**TO BE DONE**
Could you copy every one of the records below verbatim, line for line?

(Bounding box annotations)
++++++++++++++++++++

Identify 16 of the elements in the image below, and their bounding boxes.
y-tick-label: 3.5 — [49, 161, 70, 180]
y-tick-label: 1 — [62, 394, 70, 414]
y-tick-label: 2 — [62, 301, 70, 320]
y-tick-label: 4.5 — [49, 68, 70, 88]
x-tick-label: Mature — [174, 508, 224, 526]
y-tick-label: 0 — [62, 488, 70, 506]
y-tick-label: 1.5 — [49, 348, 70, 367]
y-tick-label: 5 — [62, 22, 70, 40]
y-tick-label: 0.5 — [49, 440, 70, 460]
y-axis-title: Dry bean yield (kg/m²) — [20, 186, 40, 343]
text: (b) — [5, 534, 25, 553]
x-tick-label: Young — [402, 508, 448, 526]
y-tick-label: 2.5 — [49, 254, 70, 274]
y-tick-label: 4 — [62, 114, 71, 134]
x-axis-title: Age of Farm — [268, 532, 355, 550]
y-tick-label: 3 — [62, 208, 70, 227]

++++++++++++++++++++

**ANSWER IN FULL**
Identify 16 of the elements in the image below, and their bounding boxes.
y-tick-label: 3.5 — [49, 161, 70, 180]
y-tick-label: 1 — [62, 394, 70, 414]
y-tick-label: 2 — [62, 301, 70, 320]
y-tick-label: 4.5 — [49, 68, 70, 88]
x-tick-label: Mature — [174, 508, 224, 526]
y-tick-label: 0 — [62, 488, 70, 506]
y-tick-label: 1.5 — [49, 348, 70, 367]
y-tick-label: 5 — [62, 22, 70, 40]
y-tick-label: 0.5 — [49, 440, 70, 460]
y-axis-title: Dry bean yield (kg/m²) — [20, 186, 40, 343]
text: (b) — [5, 534, 25, 553]
x-tick-label: Young — [402, 508, 448, 526]
y-tick-label: 2.5 — [49, 254, 70, 274]
y-tick-label: 4 — [62, 114, 71, 134]
x-axis-title: Age of Farm — [268, 532, 355, 550]
y-tick-label: 3 — [62, 208, 70, 227]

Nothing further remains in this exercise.